#### Directions:
Do not copy the pictures; transcribe all other material exactly.
┌────────
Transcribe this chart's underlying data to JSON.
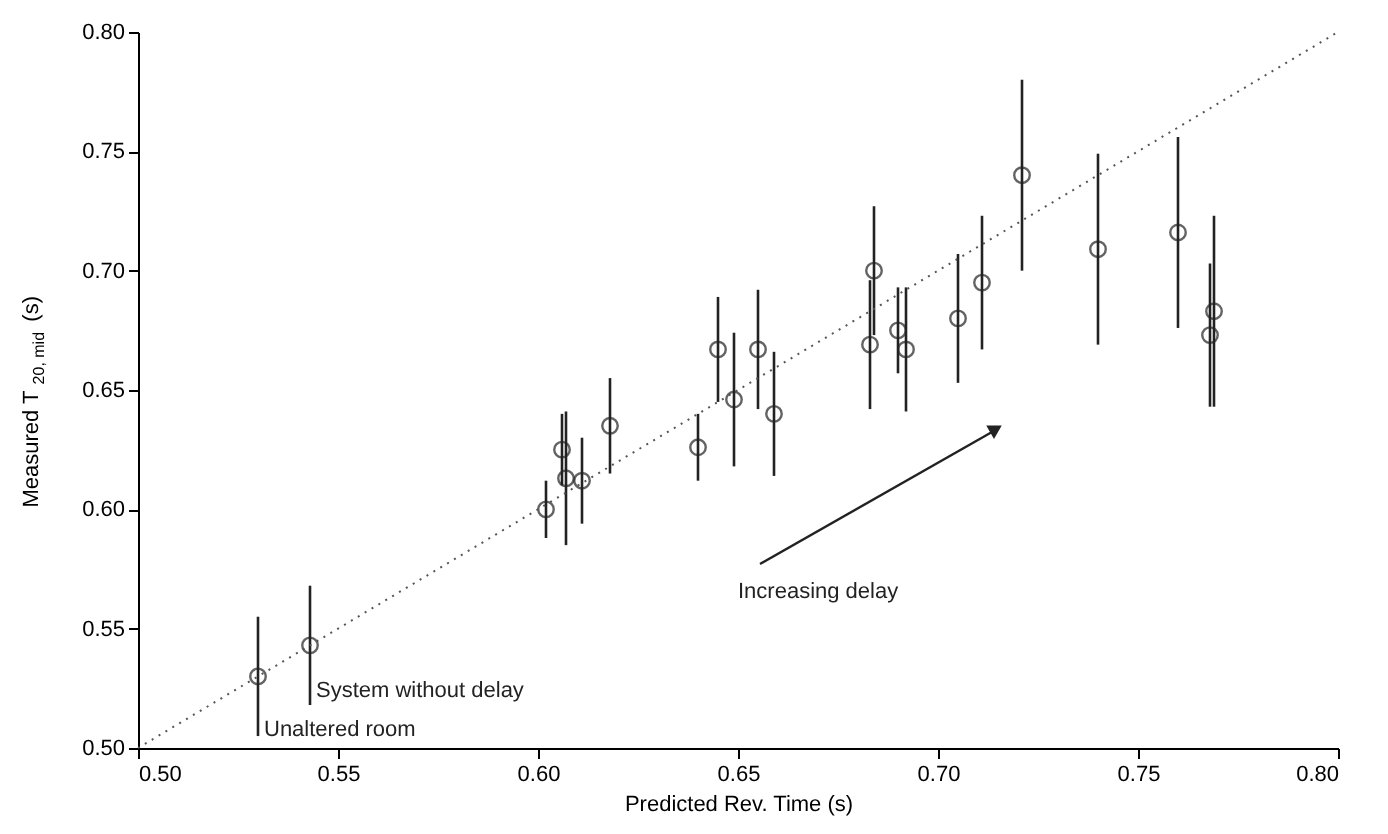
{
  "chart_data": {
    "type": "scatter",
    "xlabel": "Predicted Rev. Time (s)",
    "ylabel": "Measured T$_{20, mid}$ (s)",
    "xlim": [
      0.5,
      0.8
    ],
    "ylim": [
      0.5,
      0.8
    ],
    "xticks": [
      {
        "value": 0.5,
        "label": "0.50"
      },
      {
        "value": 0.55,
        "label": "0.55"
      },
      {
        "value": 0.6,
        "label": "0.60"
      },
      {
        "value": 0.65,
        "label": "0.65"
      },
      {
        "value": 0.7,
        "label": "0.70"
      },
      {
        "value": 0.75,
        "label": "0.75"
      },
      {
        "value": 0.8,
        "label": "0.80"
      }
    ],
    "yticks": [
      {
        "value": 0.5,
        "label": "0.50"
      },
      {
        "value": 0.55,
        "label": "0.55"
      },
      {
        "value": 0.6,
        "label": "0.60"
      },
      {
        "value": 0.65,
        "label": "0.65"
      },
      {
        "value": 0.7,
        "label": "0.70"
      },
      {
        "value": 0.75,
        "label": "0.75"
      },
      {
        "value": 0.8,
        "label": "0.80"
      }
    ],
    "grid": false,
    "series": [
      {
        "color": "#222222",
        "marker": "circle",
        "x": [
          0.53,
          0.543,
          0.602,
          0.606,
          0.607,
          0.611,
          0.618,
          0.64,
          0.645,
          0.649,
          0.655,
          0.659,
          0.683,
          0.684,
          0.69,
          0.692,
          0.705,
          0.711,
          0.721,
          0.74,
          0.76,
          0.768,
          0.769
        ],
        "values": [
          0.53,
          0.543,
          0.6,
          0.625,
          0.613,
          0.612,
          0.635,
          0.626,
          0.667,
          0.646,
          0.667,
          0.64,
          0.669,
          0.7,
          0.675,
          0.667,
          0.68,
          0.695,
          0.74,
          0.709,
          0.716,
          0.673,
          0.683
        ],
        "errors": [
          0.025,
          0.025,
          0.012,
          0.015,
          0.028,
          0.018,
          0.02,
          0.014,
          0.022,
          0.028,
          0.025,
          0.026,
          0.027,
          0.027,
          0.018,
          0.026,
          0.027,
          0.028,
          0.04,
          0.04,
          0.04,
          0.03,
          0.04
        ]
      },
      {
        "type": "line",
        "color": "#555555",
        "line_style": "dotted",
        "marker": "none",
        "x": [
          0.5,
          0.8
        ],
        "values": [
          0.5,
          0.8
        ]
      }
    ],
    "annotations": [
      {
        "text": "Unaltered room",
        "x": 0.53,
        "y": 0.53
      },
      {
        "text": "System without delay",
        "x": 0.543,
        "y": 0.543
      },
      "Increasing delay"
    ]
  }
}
└────────
#### Response:
Transcribe this chart's underlying data to JSON.
{
  "chart_data": {
    "type": "scatter",
    "xlabel": "Predicted Rev. Time (s)",
    "ylabel": "Measured T$_{20, mid}$ (s)",
    "xlim": [
      0.5,
      0.8
    ],
    "ylim": [
      0.5,
      0.8
    ],
    "xticks": [
      {
        "value": 0.5,
        "label": "0.50"
      },
      {
        "value": 0.55,
        "label": "0.55"
      },
      {
        "value": 0.6,
        "label": "0.60"
      },
      {
        "value": 0.65,
        "label": "0.65"
      },
      {
        "value": 0.7,
        "label": "0.70"
      },
      {
        "value": 0.75,
        "label": "0.75"
      },
      {
        "value": 0.8,
        "label": "0.80"
      }
    ],
    "yticks": [
      {
        "value": 0.5,
        "label": "0.50"
      },
      {
        "value": 0.55,
        "label": "0.55"
      },
      {
        "value": 0.6,
        "label": "0.60"
      },
      {
        "value": 0.65,
        "label": "0.65"
      },
      {
        "value": 0.7,
        "label": "0.70"
      },
      {
        "value": 0.75,
        "label": "0.75"
      },
      {
        "value": 0.8,
        "label": "0.80"
      }
    ],
    "grid": false,
    "series": [
      {
        "color": "#222222",
        "marker": "circle",
        "x": [
          0.53,
          0.543,
          0.602,
          0.606,
          0.607,
          0.611,
          0.618,
          0.64,
          0.645,
          0.649,
          0.655,
          0.659,
          0.683,
          0.684,
          0.69,
          0.692,
          0.705,
          0.711,
          0.721,
          0.74,
          0.76,
          0.768,
          0.769
        ],
        "values": [
          0.53,
          0.543,
          0.6,
          0.625,
          0.613,
          0.612,
          0.635,
          0.626,
          0.667,
          0.646,
          0.667,
          0.64,
          0.669,
          0.7,
          0.675,
          0.667,
          0.68,
          0.695,
          0.74,
          0.709,
          0.716,
          0.673,
          0.683
        ],
        "errors": [
          0.025,
          0.025,
          0.012,
          0.015,
          0.028,
          0.018,
          0.02,
          0.014,
          0.022,
          0.028,
          0.025,
          0.026,
          0.027,
          0.027,
          0.018,
          0.026,
          0.027,
          0.028,
          0.04,
          0.04,
          0.04,
          0.03,
          0.04
        ]
      },
      {
        "type": "line",
        "color": "#555555",
        "line_style": "dotted",
        "marker": "none",
        "x": [
          0.5,
          0.8
        ],
        "values": [
          0.5,
          0.8
        ]
      }
    ],
    "annotations": [
      {
        "text": "Unaltered room",
        "x": 0.53,
        "y": 0.53
      },
      {
        "text": "System without delay",
        "x": 0.543,
        "y": 0.543
      },
      "Increasing delay"
    ]
  }
}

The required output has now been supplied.